■ **Written instruction**: Your task is to filter the data below down to the lines holding "state".
* start The input *
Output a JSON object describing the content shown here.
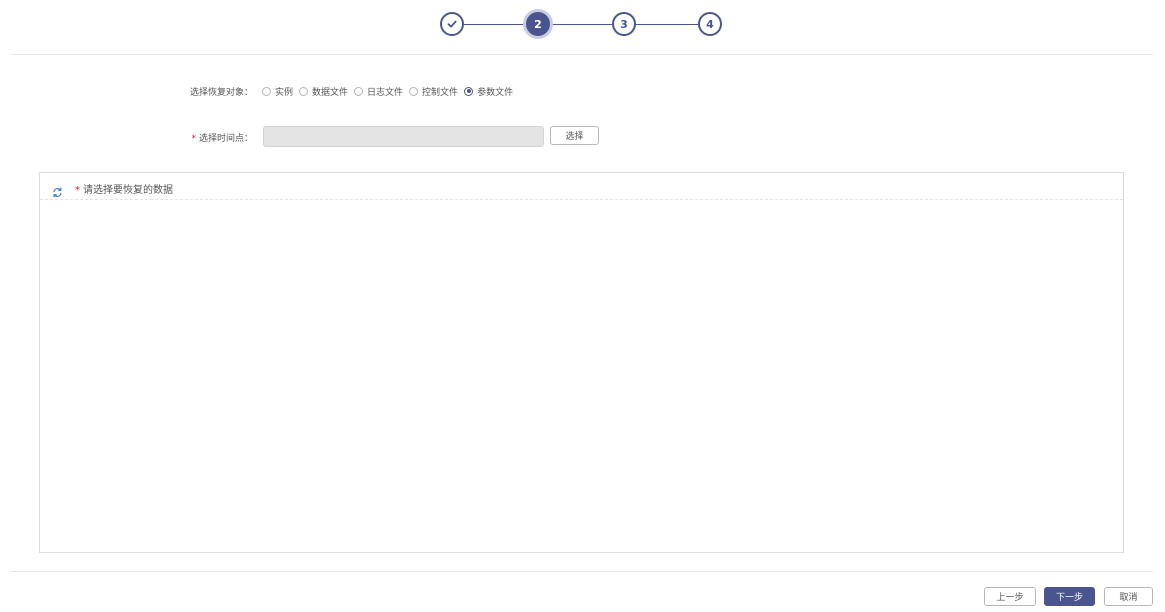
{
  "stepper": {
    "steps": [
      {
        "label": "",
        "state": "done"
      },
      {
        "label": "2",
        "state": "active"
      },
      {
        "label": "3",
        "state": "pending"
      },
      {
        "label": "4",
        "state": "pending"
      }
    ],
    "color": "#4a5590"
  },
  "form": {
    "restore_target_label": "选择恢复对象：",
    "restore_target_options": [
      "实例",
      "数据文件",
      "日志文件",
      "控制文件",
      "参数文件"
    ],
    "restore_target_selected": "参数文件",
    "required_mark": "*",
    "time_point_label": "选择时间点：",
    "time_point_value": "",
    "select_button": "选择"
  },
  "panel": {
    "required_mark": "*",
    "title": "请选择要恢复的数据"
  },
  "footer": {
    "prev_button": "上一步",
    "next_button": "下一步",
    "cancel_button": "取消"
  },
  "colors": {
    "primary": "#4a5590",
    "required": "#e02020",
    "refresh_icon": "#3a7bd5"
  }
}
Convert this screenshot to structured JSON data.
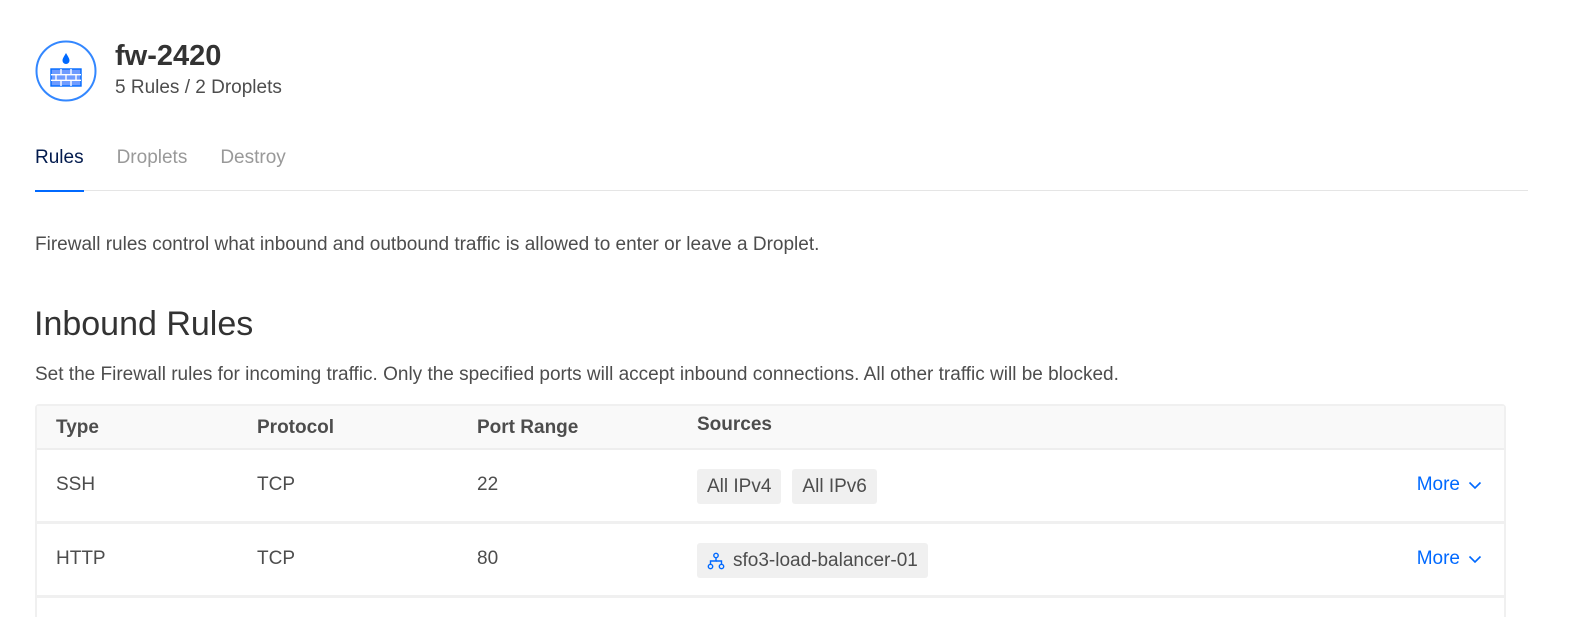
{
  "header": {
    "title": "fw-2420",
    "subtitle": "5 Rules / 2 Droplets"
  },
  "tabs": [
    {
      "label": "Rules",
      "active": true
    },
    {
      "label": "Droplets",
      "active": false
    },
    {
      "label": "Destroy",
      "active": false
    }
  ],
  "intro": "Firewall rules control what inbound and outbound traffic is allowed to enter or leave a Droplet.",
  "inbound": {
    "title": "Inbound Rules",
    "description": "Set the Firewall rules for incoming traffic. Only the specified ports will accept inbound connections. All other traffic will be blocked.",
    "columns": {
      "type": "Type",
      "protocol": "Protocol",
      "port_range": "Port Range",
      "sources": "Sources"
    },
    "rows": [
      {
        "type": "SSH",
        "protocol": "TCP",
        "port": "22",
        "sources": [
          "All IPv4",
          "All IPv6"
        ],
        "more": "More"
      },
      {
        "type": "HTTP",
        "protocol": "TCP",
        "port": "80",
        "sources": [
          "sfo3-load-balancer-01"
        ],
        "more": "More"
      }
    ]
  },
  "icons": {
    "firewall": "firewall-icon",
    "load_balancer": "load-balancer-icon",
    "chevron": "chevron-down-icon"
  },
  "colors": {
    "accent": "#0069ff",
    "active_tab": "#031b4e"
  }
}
* end The input *
* start The input *
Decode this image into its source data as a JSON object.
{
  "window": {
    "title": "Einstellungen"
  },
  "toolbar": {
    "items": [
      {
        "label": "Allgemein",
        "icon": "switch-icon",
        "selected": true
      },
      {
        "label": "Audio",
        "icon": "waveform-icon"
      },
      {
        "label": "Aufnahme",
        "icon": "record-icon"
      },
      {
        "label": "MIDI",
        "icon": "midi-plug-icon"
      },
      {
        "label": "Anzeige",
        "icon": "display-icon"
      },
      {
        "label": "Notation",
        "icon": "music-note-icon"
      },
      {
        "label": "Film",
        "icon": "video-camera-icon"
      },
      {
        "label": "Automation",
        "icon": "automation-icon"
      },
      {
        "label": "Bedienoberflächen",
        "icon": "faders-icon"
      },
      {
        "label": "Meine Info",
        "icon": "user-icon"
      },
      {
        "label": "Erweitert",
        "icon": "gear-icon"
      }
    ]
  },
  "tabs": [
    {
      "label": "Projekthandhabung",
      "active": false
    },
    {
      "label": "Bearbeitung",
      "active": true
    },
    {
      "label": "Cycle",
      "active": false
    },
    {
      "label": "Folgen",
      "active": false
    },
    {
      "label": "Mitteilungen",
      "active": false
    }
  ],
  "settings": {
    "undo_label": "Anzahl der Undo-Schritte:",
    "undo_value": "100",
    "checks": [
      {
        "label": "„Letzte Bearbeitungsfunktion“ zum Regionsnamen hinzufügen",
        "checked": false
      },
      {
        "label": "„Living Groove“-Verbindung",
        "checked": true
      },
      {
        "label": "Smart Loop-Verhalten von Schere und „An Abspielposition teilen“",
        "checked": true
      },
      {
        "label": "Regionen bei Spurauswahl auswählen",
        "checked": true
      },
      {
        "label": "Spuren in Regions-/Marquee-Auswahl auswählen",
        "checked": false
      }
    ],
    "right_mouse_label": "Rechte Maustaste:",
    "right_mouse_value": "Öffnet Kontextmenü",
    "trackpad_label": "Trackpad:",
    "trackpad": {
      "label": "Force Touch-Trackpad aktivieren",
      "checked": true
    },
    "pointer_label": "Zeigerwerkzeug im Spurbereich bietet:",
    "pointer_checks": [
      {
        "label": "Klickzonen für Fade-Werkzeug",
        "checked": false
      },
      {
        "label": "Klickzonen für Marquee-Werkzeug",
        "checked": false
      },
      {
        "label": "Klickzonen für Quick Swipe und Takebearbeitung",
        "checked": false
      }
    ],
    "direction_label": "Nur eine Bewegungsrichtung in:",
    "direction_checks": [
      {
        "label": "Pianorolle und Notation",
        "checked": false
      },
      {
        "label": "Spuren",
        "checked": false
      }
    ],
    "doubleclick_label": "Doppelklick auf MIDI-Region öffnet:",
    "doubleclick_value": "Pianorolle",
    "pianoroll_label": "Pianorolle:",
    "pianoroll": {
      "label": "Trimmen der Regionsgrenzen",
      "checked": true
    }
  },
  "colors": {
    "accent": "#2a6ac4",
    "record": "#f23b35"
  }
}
* end The input *
■ **Expected output**:
        "state": "done"
        "state": "active"
        "state": "pending"
        "state": "pending"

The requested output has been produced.